> [RECORD SET]:
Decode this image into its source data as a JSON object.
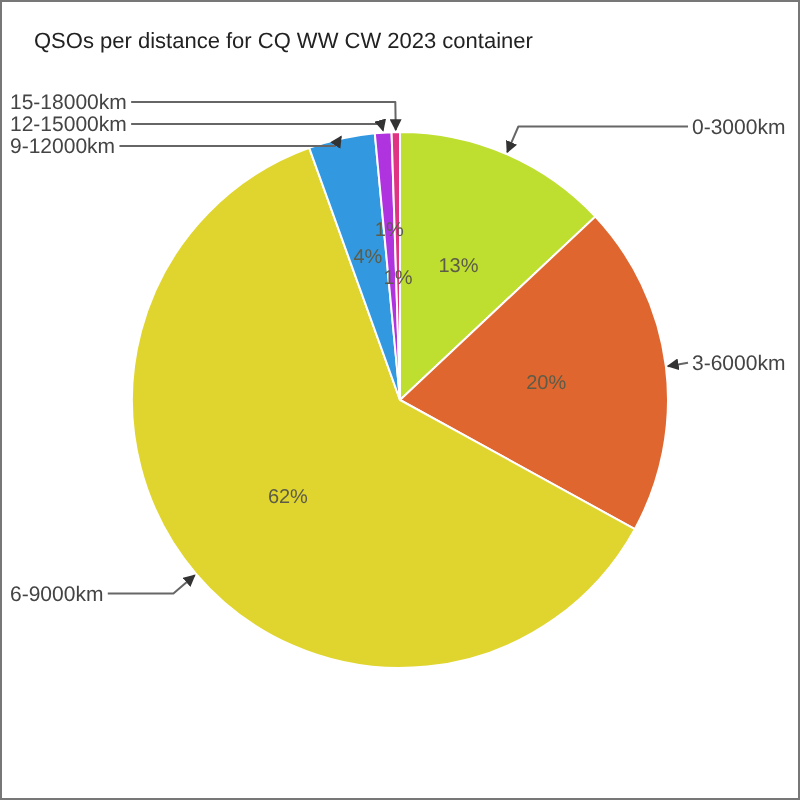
{
  "chart_data": {
    "type": "pie",
    "title": "QSOs per distance for CQ WW CW 2023 container",
    "categories": [
      "0-3000km",
      "3-6000km",
      "6-9000km",
      "9-12000km",
      "12-15000km",
      "15-18000km"
    ],
    "values": [
      13,
      20,
      61.5,
      4,
      1,
      0.5
    ],
    "colors": [
      "#bfdf30",
      "#e0662f",
      "#e0d52f",
      "#3299e0",
      "#b033e0",
      "#e03383"
    ],
    "value_labels": [
      "13%",
      "20%",
      "62%",
      "4%",
      "1%",
      "1%"
    ]
  }
}
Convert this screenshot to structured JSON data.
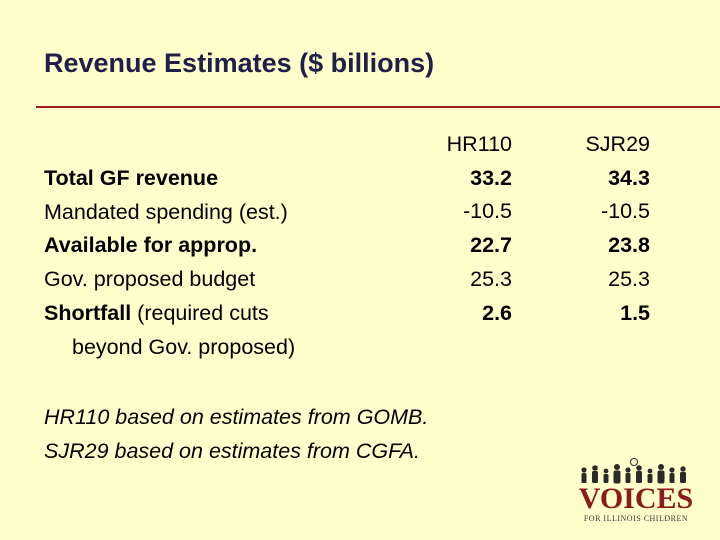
{
  "title": "Revenue Estimates ($ billions)",
  "rows": [
    {
      "label": "Total GF revenue",
      "bold": true
    },
    {
      "label": "Mandated spending (est.)",
      "bold": false
    },
    {
      "label": "Available for approp.",
      "bold": true
    },
    {
      "label": "Gov. proposed budget",
      "bold": false
    },
    {
      "label_bold": "Shortfall",
      "label_rest": " (required cuts"
    },
    {
      "label": "beyond Gov. proposed)"
    }
  ],
  "columns": [
    {
      "header": "HR110",
      "values": [
        "33.2",
        "-10.5",
        "22.7",
        "25.3",
        "2.6"
      ]
    },
    {
      "header": "SJR29",
      "values": [
        "34.3",
        "-10.5",
        "23.8",
        "25.3",
        "1.5"
      ]
    }
  ],
  "notes": [
    "HR110 based on estimates from GOMB.",
    "SJR29 based on estimates from CGFA."
  ],
  "logo": {
    "word": "VOICES",
    "sub": "FOR ILLINOIS CHILDREN",
    "color": "#8b1a1a"
  },
  "colors": {
    "background": "#ffffcc",
    "title": "#1f1f4a",
    "rule": "#a02020"
  }
}
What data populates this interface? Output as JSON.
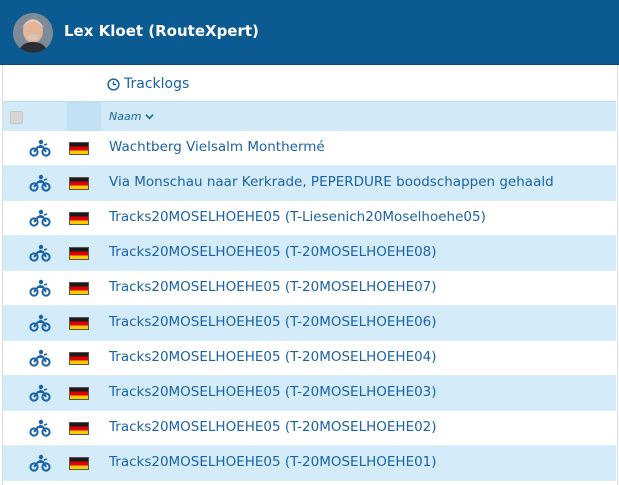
{
  "header": {
    "user_name": "Lex Kloet (RouteXpert)",
    "bg_color": "#0c5a92"
  },
  "section": {
    "title": "Tracklogs",
    "icon": "clock-icon"
  },
  "table": {
    "sort_column": "Naam",
    "sort_icon": "chevron-down-icon",
    "row_icon": "motorcycle-icon",
    "flag": "germany-flag",
    "accent_color": "#1a63a8",
    "stripe_color": "#d4ecf9",
    "rows": [
      {
        "label": "Wachtberg Vielsalm Monthermé"
      },
      {
        "label": "Via Monschau naar Kerkrade, PEPERDURE boodschappen gehaald"
      },
      {
        "label": "Tracks20MOSELHOEHE05 (T-Liesenich20Moselhoehe05)"
      },
      {
        "label": "Tracks20MOSELHOEHE05 (T-20MOSELHOEHE08)"
      },
      {
        "label": "Tracks20MOSELHOEHE05 (T-20MOSELHOEHE07)"
      },
      {
        "label": "Tracks20MOSELHOEHE05 (T-20MOSELHOEHE06)"
      },
      {
        "label": "Tracks20MOSELHOEHE05 (T-20MOSELHOEHE04)"
      },
      {
        "label": "Tracks20MOSELHOEHE05 (T-20MOSELHOEHE03)"
      },
      {
        "label": "Tracks20MOSELHOEHE05 (T-20MOSELHOEHE02)"
      },
      {
        "label": "Tracks20MOSELHOEHE05 (T-20MOSELHOEHE01)"
      }
    ]
  }
}
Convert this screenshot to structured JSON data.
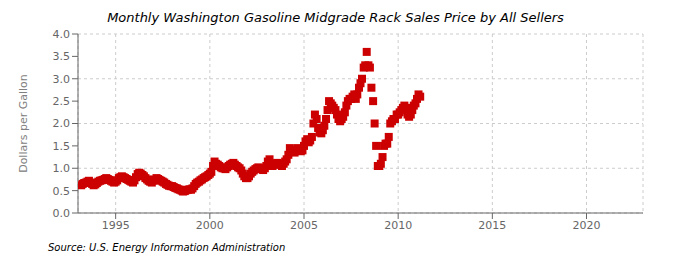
{
  "chart_data": {
    "type": "scatter",
    "title": "Monthly Washington Gasoline Midgrade Rack Sales Price by All Sellers",
    "ylabel": "Dollars per Gallon",
    "annotations": [
      "Source: U.S. Energy Information Administration"
    ],
    "color": "#cc0000",
    "marker": "square",
    "grid": true,
    "xlim": [
      1993.0,
      2023.0
    ],
    "ylim": [
      0.0,
      4.0
    ],
    "xticks": [
      1995,
      2000,
      2005,
      2010,
      2015,
      2020
    ],
    "yticks": [
      {
        "value": 0,
        "label": "0.0"
      },
      0.5,
      {
        "value": 1,
        "label": "1.0"
      },
      1.5,
      {
        "value": 2,
        "label": "2.0"
      },
      2.5,
      {
        "value": 3,
        "label": "3.0"
      },
      3.5,
      {
        "value": 4,
        "label": "4.0"
      }
    ],
    "x": [
      1993.17,
      1993.25,
      1993.33,
      1993.42,
      1993.5,
      1993.58,
      1993.67,
      1993.75,
      1993.83,
      1993.92,
      1994.0,
      1994.08,
      1994.17,
      1994.25,
      1994.33,
      1994.42,
      1994.5,
      1994.58,
      1994.67,
      1994.75,
      1994.83,
      1994.92,
      1995.0,
      1995.08,
      1995.17,
      1995.25,
      1995.33,
      1995.42,
      1995.5,
      1995.58,
      1995.67,
      1995.75,
      1995.83,
      1995.92,
      1996.0,
      1996.08,
      1996.17,
      1996.25,
      1996.33,
      1996.42,
      1996.5,
      1996.58,
      1996.67,
      1996.75,
      1996.83,
      1996.92,
      1997.0,
      1997.08,
      1997.17,
      1997.25,
      1997.33,
      1997.42,
      1997.5,
      1997.58,
      1997.67,
      1997.75,
      1997.83,
      1997.92,
      1998.0,
      1998.08,
      1998.17,
      1998.25,
      1998.33,
      1998.42,
      1998.5,
      1998.58,
      1998.67,
      1998.75,
      1998.83,
      1998.92,
      1999.0,
      1999.08,
      1999.17,
      1999.25,
      1999.33,
      1999.42,
      1999.5,
      1999.58,
      1999.67,
      1999.75,
      1999.83,
      1999.92,
      2000.0,
      2000.08,
      2000.17,
      2000.25,
      2000.33,
      2000.42,
      2000.5,
      2000.58,
      2000.67,
      2000.75,
      2000.83,
      2000.92,
      2001.0,
      2001.08,
      2001.17,
      2001.25,
      2001.33,
      2001.42,
      2001.5,
      2001.58,
      2001.67,
      2001.75,
      2001.83,
      2001.92,
      2002.0,
      2002.08,
      2002.17,
      2002.25,
      2002.33,
      2002.42,
      2002.5,
      2002.58,
      2002.67,
      2002.75,
      2002.83,
      2002.92,
      2003.0,
      2003.08,
      2003.17,
      2003.25,
      2003.33,
      2003.42,
      2003.5,
      2003.58,
      2003.67,
      2003.75,
      2003.83,
      2003.92,
      2004.0,
      2004.08,
      2004.17,
      2004.25,
      2004.33,
      2004.42,
      2004.5,
      2004.58,
      2004.67,
      2004.75,
      2004.83,
      2004.92,
      2005.0,
      2005.08,
      2005.17,
      2005.25,
      2005.33,
      2005.42,
      2005.5,
      2005.58,
      2005.67,
      2005.75,
      2005.83,
      2005.92,
      2006.0,
      2006.08,
      2006.17,
      2006.25,
      2006.33,
      2006.42,
      2006.5,
      2006.58,
      2006.67,
      2006.75,
      2006.83,
      2006.92,
      2007.0,
      2007.08,
      2007.17,
      2007.25,
      2007.33,
      2007.42,
      2007.5,
      2007.58,
      2007.67,
      2007.75,
      2007.83,
      2007.92,
      2008.0,
      2008.08,
      2008.17,
      2008.25,
      2008.33,
      2008.42,
      2008.5,
      2008.58,
      2008.67,
      2008.75,
      2008.83,
      2008.92,
      2009.0,
      2009.08,
      2009.17,
      2009.25,
      2009.33,
      2009.42,
      2009.5,
      2009.58,
      2009.67,
      2009.75,
      2009.83,
      2009.92,
      2010.0,
      2010.08,
      2010.17,
      2010.25,
      2010.33,
      2010.42,
      2010.5,
      2010.58,
      2010.67,
      2010.75,
      2010.83,
      2010.92,
      2011.0,
      2011.08,
      2011.17
    ],
    "values": [
      0.62,
      0.65,
      0.67,
      0.68,
      0.7,
      0.72,
      0.68,
      0.65,
      0.62,
      0.64,
      0.67,
      0.7,
      0.72,
      0.73,
      0.74,
      0.76,
      0.78,
      0.76,
      0.74,
      0.72,
      0.7,
      0.68,
      0.7,
      0.73,
      0.78,
      0.8,
      0.82,
      0.8,
      0.78,
      0.76,
      0.74,
      0.72,
      0.7,
      0.68,
      0.73,
      0.8,
      0.87,
      0.9,
      0.88,
      0.85,
      0.82,
      0.78,
      0.75,
      0.72,
      0.7,
      0.68,
      0.72,
      0.75,
      0.78,
      0.76,
      0.74,
      0.72,
      0.7,
      0.68,
      0.65,
      0.63,
      0.61,
      0.6,
      0.6,
      0.58,
      0.56,
      0.55,
      0.53,
      0.52,
      0.5,
      0.48,
      0.49,
      0.51,
      0.52,
      0.53,
      0.52,
      0.55,
      0.6,
      0.65,
      0.68,
      0.7,
      0.73,
      0.75,
      0.78,
      0.8,
      0.82,
      0.85,
      0.88,
      0.92,
      1.05,
      1.15,
      1.1,
      1.08,
      1.05,
      1.02,
      1.0,
      1.0,
      0.98,
      1.02,
      1.05,
      1.08,
      1.1,
      1.12,
      1.08,
      1.05,
      1.02,
      1.0,
      0.95,
      0.88,
      0.82,
      0.78,
      0.78,
      0.82,
      0.88,
      0.92,
      0.95,
      0.98,
      1.0,
      1.02,
      1.0,
      0.98,
      0.96,
      1.0,
      1.05,
      1.15,
      1.2,
      1.1,
      1.05,
      1.08,
      1.1,
      1.12,
      1.1,
      1.08,
      1.05,
      1.1,
      1.15,
      1.2,
      1.3,
      1.45,
      1.4,
      1.38,
      1.35,
      1.4,
      1.45,
      1.42,
      1.38,
      1.4,
      1.5,
      1.6,
      1.65,
      1.58,
      1.62,
      1.7,
      2.0,
      2.2,
      2.1,
      1.9,
      1.8,
      1.78,
      1.85,
      1.95,
      2.1,
      2.3,
      2.5,
      2.45,
      2.4,
      2.35,
      2.3,
      2.2,
      2.1,
      2.05,
      2.1,
      2.15,
      2.25,
      2.4,
      2.5,
      2.55,
      2.55,
      2.6,
      2.65,
      2.55,
      2.65,
      2.8,
      2.9,
      3.0,
      3.25,
      3.3,
      3.6,
      3.3,
      3.25,
      2.8,
      2.5,
      2.0,
      1.5,
      1.05,
      1.05,
      1.1,
      1.25,
      1.5,
      1.55,
      1.55,
      1.7,
      2.0,
      2.05,
      2.1,
      2.1,
      2.2,
      2.2,
      2.25,
      2.3,
      2.35,
      2.4,
      2.35,
      2.2,
      2.15,
      2.2,
      2.3,
      2.4,
      2.45,
      2.55,
      2.65,
      2.6
    ]
  }
}
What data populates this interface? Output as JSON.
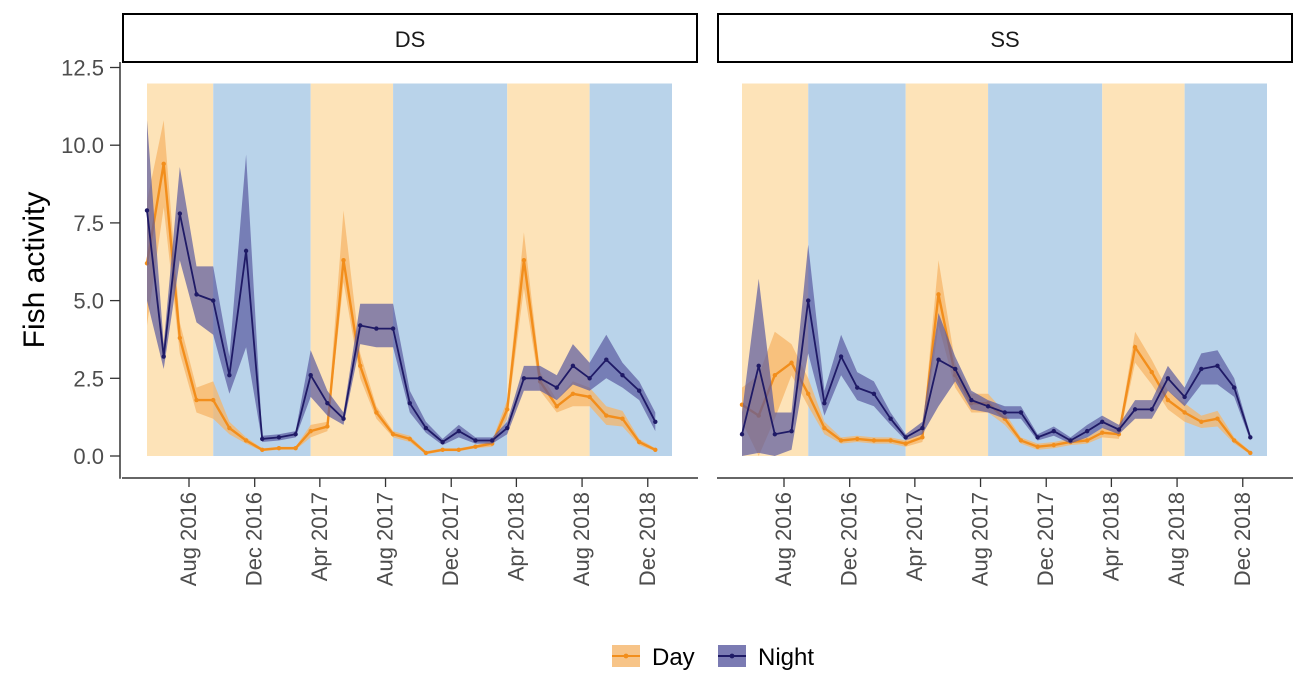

> [TO DO]:
Extract all lines containing the word "icon".

> [FINISHED TASK]:
    "icon": "clock-icon"
    "sort_icon": "chevron-down-icon",
    "row_icon": "motorcycle-icon",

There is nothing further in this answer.